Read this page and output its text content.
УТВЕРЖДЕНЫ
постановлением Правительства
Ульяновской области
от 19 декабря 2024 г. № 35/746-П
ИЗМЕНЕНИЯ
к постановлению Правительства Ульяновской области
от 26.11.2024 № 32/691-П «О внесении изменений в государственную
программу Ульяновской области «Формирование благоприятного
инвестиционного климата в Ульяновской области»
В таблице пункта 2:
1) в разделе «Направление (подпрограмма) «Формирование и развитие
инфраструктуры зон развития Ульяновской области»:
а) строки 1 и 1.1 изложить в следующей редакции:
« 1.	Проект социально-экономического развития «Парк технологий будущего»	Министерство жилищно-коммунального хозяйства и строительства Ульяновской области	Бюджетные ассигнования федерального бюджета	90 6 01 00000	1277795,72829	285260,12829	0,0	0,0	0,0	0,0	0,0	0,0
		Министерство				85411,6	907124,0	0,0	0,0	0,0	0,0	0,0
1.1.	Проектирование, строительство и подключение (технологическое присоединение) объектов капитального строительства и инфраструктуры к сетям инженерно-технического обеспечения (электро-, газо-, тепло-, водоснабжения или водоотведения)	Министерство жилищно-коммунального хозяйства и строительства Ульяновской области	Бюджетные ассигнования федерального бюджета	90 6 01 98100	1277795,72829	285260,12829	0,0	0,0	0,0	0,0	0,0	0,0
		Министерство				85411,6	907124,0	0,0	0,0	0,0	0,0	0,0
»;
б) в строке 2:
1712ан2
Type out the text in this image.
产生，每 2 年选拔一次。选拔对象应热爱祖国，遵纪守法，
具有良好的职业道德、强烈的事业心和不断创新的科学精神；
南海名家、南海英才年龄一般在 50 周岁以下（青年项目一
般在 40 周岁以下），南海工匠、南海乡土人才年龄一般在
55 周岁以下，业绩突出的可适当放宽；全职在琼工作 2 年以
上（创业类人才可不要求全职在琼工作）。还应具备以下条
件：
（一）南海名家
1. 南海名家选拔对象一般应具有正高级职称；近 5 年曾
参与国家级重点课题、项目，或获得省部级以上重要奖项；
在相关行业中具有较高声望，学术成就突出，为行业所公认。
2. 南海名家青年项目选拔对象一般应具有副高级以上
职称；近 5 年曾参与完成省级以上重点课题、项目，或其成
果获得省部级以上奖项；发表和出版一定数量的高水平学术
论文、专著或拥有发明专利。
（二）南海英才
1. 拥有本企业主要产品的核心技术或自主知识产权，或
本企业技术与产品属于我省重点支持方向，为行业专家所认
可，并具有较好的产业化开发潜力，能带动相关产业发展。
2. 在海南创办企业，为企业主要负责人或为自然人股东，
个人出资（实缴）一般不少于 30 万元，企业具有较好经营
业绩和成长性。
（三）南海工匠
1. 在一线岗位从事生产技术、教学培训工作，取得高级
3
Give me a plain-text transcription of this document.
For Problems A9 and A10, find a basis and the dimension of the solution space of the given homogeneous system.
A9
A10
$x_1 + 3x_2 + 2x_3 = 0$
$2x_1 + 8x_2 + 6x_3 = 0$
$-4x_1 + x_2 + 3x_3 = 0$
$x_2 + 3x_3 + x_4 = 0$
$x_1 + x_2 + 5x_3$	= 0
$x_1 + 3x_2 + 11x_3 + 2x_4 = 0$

================

• [AIM]
Give the complete listing a second time, exactly as it reads.

• [FINAL ANSWER]
Read this page and output its text content.
УТВЕРЖДЕНЫ
постановлением Правительства
Ульяновской области
от 19 декабря 2024 г. № 35/746-П
ИЗМЕНЕНИЯ
к постановлению Правительства Ульяновской области
от 26.11.2024 № 32/691-П «О внесении изменений в государственную
программу Ульяновской области «Формирование благоприятного
инвестиционного климата в Ульяновской области»
В таблице пункта 2:
1) в разделе «Направление (подпрограмма) «Формирование и развитие
инфраструктуры зон развития Ульяновской области»:
а) строки 1 и 1.1 изложить в следующей редакции:
« 1.	Проект социально-экономического развития «Парк технологий будущего»	Министерство жилищно-коммунального хозяйства и строительства Ульяновской области	Бюджетные ассигнования федерального бюджета	90 6 01 00000	1277795,72829	285260,12829	0,0	0,0	0,0	0,0	0,0	0,0
		Министерство				85411,6	907124,0	0,0	0,0	0,0	0,0	0,0
1.1.	Проектирование, строительство и подключение (технологическое присоединение) объектов капитального строительства и инфраструктуры к сетям инженерно-технического обеспечения (электро-, газо-, тепло-, водоснабжения или водоотведения)	Министерство жилищно-коммунального хозяйства и строительства Ульяновской области	Бюджетные ассигнования федерального бюджета	90 6 01 98100	1277795,72829	285260,12829	0,0	0,0	0,0	0,0	0,0	0,0
		Министерство				85411,6	907124,0	0,0	0,0	0,0	0,0	0,0
»;
б) в строке 2:
1712ан2
Type out the text in this image.
产生，每 2 年选拔一次。选拔对象应热爱祖国，遵纪守法，
具有良好的职业道德、强烈的事业心和不断创新的科学精神；
南海名家、南海英才年龄一般在 50 周岁以下（青年项目一
般在 40 周岁以下），南海工匠、南海乡土人才年龄一般在
55 周岁以下，业绩突出的可适当放宽；全职在琼工作 2 年以
上（创业类人才可不要求全职在琼工作）。还应具备以下条
件：
（一）南海名家
1. 南海名家选拔对象一般应具有正高级职称；近 5 年曾
参与国家级重点课题、项目，或获得省部级以上重要奖项；
在相关行业中具有较高声望，学术成就突出，为行业所公认。
2. 南海名家青年项目选拔对象一般应具有副高级以上
职称；近 5 年曾参与完成省级以上重点课题、项目，或其成
果获得省部级以上奖项；发表和出版一定数量的高水平学术
论文、专著或拥有发明专利。
（二）南海英才
1. 拥有本企业主要产品的核心技术或自主知识产权，或
本企业技术与产品属于我省重点支持方向，为行业专家所认
可，并具有较好的产业化开发潜力，能带动相关产业发展。
2. 在海南创办企业，为企业主要负责人或为自然人股东，
个人出资（实缴）一般不少于 30 万元，企业具有较好经营
业绩和成长性。
（三）南海工匠
1. 在一线岗位从事生产技术、教学培训工作，取得高级
3
Give me a plain-text transcription of this document.
For Problems A9 and A10, find a basis and the dimension of the solution space of the given homogeneous system.
A9
A10
$x_1 + 3x_2 + 2x_3 = 0$
$2x_1 + 8x_2 + 6x_3 = 0$
$-4x_1 + x_2 + 3x_3 = 0$
$x_2 + 3x_3 + x_4 = 0$
$x_1 + x_2 + 5x_3$	= 0
$x_1 + 3x_2 + 11x_3 + 2x_4 = 0$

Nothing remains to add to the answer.